◆ Objetivo a ◆
Devolve sem alterações as linhas dos registos: começa na primeira linha dos registos e para depois da linha que contém "tab-security[interactable]: Security (525, 134, 616, 168)", incluindo-a.

◆ Excerto da página ◆

----

Colocar os resultados não de fora da equação na formação, mas num segundo patamar, dando total importância ao jogador não só como atleta mas também como indivíduo. O aumentar da responsabilidade em manter estes atletas ligados à modalidade durante anos a fio, em conjunto com a motivação de quererem melhor ou, pelo menos, se divertir e manter uma conexão saudável ao rugby tem sido um factor determinante dos escalões de formação dos vários clubes portugueses que compõem a modalidade.

Seja em Arcos de Valdevez ou em Loulé, seja no número largo de clubes em Lisboa ou nos três do Porto, a verdade é que tem se verificado um salto na qualidade de atletas que saem da formação, fornecendo à modalidade outras tonalidades e contrastes importantes para o seu futuro.

Portanto, o impacto do primeiro ou dos primeiros treinadores pode ter uma influência gritante no futuro do atleta e a forma como os técnicos oferecem as primeiras experiências e contactos com a modalidade vai ser decisivo no como estes jogadores vão olhar para o rugby durante os vários estágios da sua vida.

São estes treinadores dos escalões entre ou abaixo dos 14 anos de idade que têm ajudar a definir em boa medida o sucesso obtido pelas gerações de rugby, sejam os “físicos” da altura de Vasco Ribeiro ou Manuel Picão, dos “mágicos” Manuel Marta ou Manuel Cardoso Pinto, nos “trabalhadores” como José Roque ou Manuel Nunes, ou nos “irrequietos” como Tomás Cabral ou Jerónimo Portela.

----

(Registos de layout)
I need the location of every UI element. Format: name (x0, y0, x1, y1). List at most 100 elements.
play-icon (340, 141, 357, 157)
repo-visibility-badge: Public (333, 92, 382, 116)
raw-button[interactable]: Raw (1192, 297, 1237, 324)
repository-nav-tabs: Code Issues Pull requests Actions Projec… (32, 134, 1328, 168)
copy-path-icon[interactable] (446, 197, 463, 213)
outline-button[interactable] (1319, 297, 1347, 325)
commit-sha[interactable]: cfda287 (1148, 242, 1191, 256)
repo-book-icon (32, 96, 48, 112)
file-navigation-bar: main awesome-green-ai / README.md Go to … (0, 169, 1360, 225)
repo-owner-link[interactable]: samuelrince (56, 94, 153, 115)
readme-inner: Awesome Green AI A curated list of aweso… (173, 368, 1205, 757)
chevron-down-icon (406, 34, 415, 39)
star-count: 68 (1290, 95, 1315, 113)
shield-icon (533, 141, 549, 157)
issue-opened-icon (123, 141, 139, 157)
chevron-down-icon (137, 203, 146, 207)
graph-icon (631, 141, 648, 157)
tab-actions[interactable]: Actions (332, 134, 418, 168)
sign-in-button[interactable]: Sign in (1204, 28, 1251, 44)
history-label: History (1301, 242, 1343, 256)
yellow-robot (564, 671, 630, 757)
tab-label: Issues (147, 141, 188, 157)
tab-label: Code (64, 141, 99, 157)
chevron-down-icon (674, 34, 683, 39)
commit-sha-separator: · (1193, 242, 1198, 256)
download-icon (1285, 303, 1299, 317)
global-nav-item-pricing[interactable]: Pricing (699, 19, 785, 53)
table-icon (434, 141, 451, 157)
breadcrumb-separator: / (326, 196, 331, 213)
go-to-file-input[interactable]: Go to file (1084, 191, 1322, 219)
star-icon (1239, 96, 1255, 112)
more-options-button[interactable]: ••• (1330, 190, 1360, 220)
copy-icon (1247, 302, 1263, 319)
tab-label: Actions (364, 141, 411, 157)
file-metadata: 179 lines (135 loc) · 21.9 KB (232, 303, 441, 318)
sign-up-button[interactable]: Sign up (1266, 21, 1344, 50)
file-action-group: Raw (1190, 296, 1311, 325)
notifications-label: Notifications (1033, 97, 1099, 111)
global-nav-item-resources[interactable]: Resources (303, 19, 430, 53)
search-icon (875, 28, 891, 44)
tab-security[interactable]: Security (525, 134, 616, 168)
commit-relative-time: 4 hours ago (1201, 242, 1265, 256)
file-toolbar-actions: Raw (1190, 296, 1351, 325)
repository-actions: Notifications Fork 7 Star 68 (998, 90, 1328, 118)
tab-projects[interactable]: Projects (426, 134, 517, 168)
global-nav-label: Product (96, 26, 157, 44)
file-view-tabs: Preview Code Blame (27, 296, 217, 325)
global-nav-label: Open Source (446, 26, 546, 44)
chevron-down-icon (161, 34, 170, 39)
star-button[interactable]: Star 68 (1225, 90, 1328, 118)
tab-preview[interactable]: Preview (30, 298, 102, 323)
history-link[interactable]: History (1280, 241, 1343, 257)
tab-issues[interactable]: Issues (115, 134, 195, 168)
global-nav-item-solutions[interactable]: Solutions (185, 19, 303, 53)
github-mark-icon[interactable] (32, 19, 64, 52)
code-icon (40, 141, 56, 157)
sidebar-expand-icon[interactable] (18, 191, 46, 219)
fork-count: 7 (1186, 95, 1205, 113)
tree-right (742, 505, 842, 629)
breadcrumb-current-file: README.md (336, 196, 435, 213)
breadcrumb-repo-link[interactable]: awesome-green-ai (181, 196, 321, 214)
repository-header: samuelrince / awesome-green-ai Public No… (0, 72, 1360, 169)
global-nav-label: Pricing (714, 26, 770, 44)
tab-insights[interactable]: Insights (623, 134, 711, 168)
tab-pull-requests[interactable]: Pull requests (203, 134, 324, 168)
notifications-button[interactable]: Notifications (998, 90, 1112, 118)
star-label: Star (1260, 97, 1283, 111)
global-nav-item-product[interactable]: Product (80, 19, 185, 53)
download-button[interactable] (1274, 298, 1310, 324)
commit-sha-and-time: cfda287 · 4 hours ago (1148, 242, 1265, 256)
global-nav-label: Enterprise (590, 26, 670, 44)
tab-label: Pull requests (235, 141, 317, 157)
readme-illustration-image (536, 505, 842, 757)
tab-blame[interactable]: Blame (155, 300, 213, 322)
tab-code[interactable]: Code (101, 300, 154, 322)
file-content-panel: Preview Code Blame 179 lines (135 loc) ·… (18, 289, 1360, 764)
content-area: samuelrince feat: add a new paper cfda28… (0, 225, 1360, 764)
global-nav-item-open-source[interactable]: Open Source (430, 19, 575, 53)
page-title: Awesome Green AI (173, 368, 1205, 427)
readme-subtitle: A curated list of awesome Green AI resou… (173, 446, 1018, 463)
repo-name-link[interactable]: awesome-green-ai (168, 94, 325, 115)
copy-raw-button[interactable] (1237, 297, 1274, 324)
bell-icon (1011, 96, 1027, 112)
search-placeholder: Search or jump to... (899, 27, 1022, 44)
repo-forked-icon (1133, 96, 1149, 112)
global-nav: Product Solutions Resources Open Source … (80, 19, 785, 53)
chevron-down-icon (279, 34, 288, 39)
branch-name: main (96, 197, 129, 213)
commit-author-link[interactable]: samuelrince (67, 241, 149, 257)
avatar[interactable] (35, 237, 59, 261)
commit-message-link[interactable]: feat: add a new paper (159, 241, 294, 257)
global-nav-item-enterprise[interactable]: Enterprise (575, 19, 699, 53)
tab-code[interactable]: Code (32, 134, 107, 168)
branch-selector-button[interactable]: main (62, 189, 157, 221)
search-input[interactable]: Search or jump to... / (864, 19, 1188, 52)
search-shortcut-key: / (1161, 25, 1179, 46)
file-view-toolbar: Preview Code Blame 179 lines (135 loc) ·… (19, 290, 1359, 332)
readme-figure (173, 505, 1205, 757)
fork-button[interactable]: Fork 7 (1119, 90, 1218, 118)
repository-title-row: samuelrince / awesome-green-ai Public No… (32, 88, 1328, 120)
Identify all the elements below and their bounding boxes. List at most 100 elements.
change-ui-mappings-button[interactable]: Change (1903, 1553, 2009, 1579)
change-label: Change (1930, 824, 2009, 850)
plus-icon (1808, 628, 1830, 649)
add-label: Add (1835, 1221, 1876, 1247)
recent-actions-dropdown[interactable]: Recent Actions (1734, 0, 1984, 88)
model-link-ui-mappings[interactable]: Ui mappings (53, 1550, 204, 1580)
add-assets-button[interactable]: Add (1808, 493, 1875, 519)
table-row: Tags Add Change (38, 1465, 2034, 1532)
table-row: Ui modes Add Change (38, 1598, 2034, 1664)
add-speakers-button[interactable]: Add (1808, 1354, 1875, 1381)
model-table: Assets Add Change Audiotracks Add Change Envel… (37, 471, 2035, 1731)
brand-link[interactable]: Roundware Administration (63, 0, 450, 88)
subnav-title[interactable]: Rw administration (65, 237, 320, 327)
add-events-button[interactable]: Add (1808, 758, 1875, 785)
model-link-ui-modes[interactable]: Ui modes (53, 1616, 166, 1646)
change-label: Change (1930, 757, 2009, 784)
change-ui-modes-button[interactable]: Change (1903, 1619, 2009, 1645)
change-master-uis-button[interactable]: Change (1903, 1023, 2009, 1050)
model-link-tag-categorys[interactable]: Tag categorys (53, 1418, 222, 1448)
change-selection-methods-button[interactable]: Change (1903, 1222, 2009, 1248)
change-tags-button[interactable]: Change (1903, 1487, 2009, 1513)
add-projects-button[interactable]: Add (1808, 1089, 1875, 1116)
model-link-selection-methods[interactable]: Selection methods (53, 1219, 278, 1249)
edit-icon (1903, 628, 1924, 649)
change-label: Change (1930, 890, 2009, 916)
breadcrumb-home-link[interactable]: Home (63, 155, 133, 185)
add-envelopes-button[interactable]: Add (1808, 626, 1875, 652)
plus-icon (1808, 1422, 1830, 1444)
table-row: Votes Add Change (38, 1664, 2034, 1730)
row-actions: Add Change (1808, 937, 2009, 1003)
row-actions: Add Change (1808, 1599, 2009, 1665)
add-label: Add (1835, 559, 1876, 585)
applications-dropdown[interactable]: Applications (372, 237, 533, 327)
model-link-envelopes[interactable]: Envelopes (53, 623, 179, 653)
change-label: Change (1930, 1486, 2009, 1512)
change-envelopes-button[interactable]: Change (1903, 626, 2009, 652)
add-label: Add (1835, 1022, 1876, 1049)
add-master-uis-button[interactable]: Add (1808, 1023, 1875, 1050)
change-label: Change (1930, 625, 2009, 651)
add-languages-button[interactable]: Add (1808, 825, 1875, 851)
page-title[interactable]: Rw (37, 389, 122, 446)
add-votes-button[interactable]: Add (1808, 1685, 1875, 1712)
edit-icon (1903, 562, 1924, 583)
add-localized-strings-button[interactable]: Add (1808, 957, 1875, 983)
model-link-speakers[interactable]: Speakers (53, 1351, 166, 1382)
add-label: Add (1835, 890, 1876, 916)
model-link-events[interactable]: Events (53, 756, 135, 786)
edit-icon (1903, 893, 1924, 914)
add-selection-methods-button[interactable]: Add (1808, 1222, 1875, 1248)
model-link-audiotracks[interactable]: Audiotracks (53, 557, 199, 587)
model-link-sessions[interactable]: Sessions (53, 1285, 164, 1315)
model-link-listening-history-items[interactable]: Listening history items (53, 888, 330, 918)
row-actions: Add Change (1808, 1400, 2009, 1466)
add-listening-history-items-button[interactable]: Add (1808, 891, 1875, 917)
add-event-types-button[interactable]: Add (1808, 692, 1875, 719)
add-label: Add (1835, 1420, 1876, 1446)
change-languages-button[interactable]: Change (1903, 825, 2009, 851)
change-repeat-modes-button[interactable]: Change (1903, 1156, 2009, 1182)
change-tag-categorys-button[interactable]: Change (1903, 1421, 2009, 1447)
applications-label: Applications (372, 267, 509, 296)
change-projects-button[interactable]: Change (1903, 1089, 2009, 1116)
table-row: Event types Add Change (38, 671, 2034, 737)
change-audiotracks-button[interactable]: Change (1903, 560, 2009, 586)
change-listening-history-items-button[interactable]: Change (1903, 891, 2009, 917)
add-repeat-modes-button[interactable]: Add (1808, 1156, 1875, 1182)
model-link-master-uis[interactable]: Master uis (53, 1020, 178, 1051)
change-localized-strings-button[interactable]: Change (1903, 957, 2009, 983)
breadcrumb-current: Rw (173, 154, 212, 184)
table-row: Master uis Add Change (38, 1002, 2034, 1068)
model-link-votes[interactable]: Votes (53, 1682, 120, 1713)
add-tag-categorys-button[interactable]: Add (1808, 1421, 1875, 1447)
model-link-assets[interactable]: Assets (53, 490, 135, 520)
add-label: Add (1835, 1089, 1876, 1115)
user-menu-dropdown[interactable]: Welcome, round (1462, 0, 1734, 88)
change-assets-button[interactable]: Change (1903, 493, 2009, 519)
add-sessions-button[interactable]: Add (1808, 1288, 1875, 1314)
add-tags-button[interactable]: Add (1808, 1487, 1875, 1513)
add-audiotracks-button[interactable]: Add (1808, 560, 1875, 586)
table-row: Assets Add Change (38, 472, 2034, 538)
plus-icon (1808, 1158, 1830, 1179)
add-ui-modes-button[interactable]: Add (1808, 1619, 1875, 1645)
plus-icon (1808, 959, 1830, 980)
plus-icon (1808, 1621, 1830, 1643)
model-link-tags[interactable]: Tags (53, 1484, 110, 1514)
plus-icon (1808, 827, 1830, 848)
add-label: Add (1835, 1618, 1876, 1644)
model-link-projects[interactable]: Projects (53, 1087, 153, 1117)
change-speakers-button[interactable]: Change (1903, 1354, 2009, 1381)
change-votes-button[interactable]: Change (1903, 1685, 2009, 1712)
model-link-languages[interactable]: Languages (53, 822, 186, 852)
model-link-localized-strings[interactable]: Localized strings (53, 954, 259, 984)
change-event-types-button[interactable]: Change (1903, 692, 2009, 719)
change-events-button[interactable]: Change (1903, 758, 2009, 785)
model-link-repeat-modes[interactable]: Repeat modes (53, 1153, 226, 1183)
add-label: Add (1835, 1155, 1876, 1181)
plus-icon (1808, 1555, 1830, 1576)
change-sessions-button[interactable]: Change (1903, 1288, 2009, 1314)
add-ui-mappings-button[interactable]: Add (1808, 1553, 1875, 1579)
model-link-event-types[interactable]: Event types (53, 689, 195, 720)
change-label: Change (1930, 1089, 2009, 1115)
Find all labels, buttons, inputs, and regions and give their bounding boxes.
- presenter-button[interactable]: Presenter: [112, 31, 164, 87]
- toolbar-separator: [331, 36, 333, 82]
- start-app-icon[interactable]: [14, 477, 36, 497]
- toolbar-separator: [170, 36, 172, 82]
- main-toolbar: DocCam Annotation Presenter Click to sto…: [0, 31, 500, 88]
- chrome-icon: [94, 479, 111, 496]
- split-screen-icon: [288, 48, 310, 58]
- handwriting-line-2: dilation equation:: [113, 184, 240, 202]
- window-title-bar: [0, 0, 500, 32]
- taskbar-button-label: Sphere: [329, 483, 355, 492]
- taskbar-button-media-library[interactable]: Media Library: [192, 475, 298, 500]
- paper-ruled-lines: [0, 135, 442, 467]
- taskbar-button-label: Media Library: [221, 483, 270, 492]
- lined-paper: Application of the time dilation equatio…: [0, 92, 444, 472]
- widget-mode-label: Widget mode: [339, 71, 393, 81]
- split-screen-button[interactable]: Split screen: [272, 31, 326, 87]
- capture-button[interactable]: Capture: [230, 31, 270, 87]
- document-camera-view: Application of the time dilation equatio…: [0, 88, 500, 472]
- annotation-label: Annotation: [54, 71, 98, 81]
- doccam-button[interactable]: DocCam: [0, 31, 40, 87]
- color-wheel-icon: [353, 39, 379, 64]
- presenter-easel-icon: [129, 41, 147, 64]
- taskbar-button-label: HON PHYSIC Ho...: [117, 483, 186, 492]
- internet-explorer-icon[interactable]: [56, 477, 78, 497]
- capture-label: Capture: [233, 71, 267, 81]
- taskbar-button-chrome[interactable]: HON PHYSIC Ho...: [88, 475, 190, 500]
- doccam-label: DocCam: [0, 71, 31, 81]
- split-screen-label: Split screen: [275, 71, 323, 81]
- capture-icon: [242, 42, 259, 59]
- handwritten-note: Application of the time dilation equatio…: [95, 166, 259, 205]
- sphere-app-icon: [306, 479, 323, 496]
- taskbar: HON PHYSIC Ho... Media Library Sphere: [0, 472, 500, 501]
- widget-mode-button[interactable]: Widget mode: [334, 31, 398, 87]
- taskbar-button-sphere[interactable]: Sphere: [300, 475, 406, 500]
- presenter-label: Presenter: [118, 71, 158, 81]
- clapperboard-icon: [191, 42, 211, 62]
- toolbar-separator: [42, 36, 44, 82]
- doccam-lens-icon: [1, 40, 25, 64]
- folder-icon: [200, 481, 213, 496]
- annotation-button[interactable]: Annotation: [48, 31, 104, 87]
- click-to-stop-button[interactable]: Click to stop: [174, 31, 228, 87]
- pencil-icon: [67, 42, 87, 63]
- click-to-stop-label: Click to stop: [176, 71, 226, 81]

----

◆ Objetivo b ◆
Resume em duas frases o excerto sobre a formação no rugby português.

◆ Resposta escrita a ◆
I need the location of every UI element. Format: name (x0, y0, x1, y1). List at most 100 elements.
play-icon (340, 141, 357, 157)
repo-visibility-badge: Public (333, 92, 382, 116)
raw-button[interactable]: Raw (1192, 297, 1237, 324)
repository-nav-tabs: Code Issues Pull requests Actions Projec… (32, 134, 1328, 168)
copy-path-icon[interactable] (446, 197, 463, 213)
outline-button[interactable] (1319, 297, 1347, 325)
commit-sha[interactable]: cfda287 (1148, 242, 1191, 256)
repo-book-icon (32, 96, 48, 112)
file-navigation-bar: main awesome-green-ai / README.md Go to … (0, 169, 1360, 225)
repo-owner-link[interactable]: samuelrince (56, 94, 153, 115)
readme-inner: Awesome Green AI A curated list of aweso… (173, 368, 1205, 757)
chevron-down-icon (406, 34, 415, 39)
star-count: 68 (1290, 95, 1315, 113)
shield-icon (533, 141, 549, 157)
issue-opened-icon (123, 141, 139, 157)
chevron-down-icon (137, 203, 146, 207)
graph-icon (631, 141, 648, 157)
tab-actions[interactable]: Actions (332, 134, 418, 168)
sign-in-button[interactable]: Sign in (1204, 28, 1251, 44)
history-label: History (1301, 242, 1343, 256)
yellow-robot (564, 671, 630, 757)
tab-label: Issues (147, 141, 188, 157)
tab-label: Code (64, 141, 99, 157)
chevron-down-icon (674, 34, 683, 39)
commit-sha-separator: · (1193, 242, 1198, 256)
download-icon (1285, 303, 1299, 317)
global-nav-item-pricing[interactable]: Pricing (699, 19, 785, 53)
table-icon (434, 141, 451, 157)
breadcrumb-separator: / (326, 196, 331, 213)
go-to-file-input[interactable]: Go to file (1084, 191, 1322, 219)
star-icon (1239, 96, 1255, 112)
more-options-button[interactable]: ••• (1330, 190, 1360, 220)
copy-icon (1247, 302, 1263, 319)
tab-label: Actions (364, 141, 411, 157)
file-metadata: 179 lines (135 loc) · 21.9 KB (232, 303, 441, 318)
sign-up-button[interactable]: Sign up (1266, 21, 1344, 50)
file-action-group: Raw (1190, 296, 1311, 325)
notifications-label: Notifications (1033, 97, 1099, 111)
global-nav-item-resources[interactable]: Resources (303, 19, 430, 53)
search-icon (875, 28, 891, 44)
tab-security[interactable]: Security (525, 134, 616, 168)

◆ Resposta escrita b ◆
Nos escalões de formação dos clubes portugueses, os resultados passaram para um segundo patamar e dá-se importância ao jogador como atleta e como indivíduo. Tem-se verificado um salto na qualidade dos atletas que saem da formação, e os primeiros treinadores, sobretudo os dos escalões entre ou abaixo dos 14 anos, influenciam a forma como os jogadores olham para o rugby e o sucesso das suas gerações.